__WHAT YOU WILL DO__: Write out the data below in full. Keep it exact.

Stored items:
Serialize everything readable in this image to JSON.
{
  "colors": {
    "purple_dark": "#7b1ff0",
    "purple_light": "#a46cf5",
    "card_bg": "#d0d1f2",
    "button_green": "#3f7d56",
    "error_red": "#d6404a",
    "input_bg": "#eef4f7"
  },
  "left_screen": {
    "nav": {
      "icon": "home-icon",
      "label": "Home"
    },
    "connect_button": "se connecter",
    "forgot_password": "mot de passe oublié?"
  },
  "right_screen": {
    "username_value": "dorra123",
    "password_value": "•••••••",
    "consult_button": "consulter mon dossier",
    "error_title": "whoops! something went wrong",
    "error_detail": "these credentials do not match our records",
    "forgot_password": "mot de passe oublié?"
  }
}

__WRITTEN SOLUTION__:
Serialize everything readable in this image to JSON.
{
  "colors": {
    "purple_dark": "#7b1ff0",
    "purple_light": "#a46cf5",
    "card_bg": "#d0d1f2",
    "button_green": "#3f7d56",
    "error_red": "#d6404a",
    "input_bg": "#eef4f7"
  },
  "left_screen": {
    "nav": {
      "icon": "home-icon",
      "label": "Home"
    },
    "connect_button": "se connecter",
    "forgot_password": "mot de passe oublié?"
  },
  "right_screen": {
    "username_value": "dorra123",
    "password_value": "•••••••",
    "consult_button": "consulter mon dossier",
    "error_title": "whoops! something went wrong",
    "error_detail": "these credentials do not match our records",
    "forgot_password": "mot de passe oublié?"
  }
}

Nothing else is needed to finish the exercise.